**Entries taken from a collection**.

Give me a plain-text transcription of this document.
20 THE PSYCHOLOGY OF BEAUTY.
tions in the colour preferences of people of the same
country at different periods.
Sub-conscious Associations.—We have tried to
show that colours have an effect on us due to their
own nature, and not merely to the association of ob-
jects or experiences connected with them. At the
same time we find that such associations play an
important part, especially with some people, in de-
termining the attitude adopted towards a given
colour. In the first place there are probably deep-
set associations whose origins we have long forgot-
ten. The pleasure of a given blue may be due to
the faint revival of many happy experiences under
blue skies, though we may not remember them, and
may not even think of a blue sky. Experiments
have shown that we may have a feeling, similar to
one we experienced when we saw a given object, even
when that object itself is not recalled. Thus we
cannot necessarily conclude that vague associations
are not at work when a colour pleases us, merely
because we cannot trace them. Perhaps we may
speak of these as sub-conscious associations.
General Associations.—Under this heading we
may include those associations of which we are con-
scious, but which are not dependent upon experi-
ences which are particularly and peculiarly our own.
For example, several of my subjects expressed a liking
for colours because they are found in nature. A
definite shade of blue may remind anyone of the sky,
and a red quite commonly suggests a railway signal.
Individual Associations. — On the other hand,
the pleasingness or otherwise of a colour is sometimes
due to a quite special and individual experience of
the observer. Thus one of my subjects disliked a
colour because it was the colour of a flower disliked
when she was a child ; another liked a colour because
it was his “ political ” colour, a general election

---

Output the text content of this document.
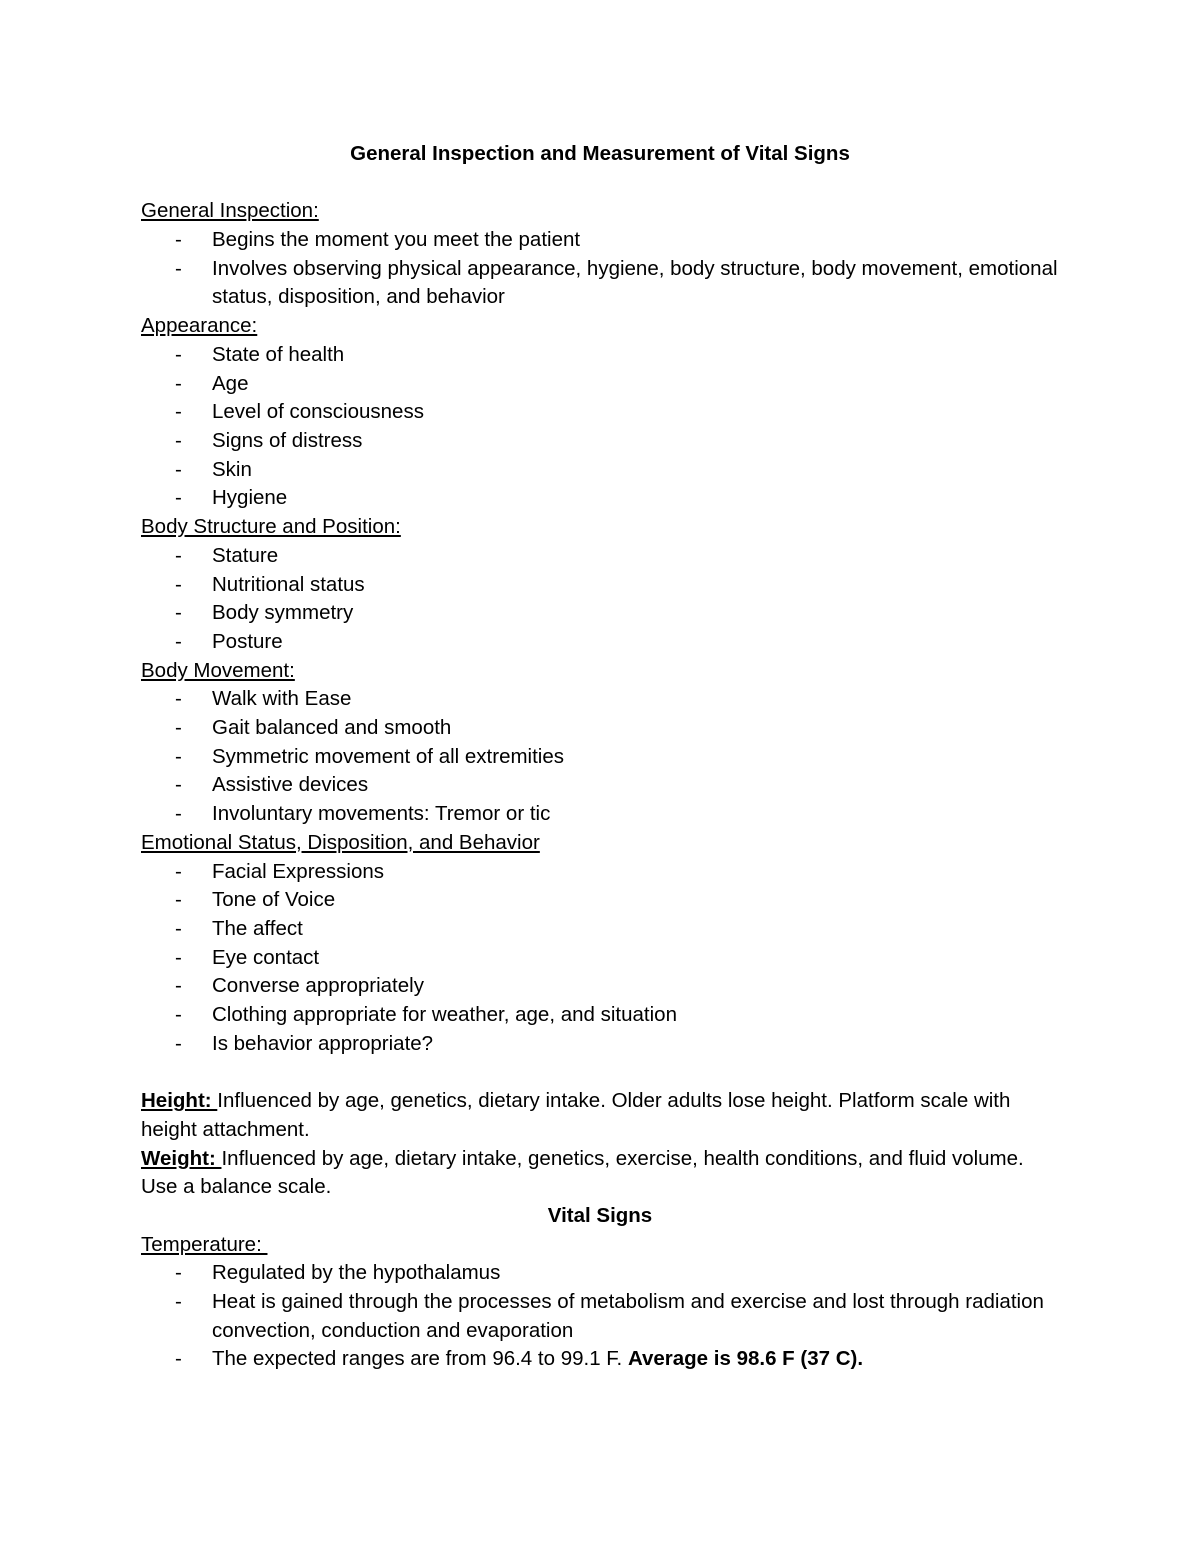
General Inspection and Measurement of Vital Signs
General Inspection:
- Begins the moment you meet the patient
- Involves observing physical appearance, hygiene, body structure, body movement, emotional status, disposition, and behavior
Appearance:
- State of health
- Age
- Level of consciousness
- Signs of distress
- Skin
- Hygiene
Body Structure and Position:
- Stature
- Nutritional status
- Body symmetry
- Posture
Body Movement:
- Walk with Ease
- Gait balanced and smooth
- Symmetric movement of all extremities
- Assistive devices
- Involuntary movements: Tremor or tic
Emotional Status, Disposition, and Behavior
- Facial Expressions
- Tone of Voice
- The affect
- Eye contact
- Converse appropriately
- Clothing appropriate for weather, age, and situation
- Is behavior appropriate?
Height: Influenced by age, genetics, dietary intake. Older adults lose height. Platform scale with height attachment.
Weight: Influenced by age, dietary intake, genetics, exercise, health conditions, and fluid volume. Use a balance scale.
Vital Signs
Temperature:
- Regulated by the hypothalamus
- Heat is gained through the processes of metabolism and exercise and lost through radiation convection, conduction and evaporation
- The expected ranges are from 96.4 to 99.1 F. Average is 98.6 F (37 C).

**Task to carry out**. List every line above containing the word "genetics".

**Written answer**.
Height: Influenced by age, genetics, dietary intake. Older adults lose height. Platform scale with height attachment.
Weight: Influenced by age, dietary intake, genetics, exercise, health conditions, and fluid volume. Use a balance scale.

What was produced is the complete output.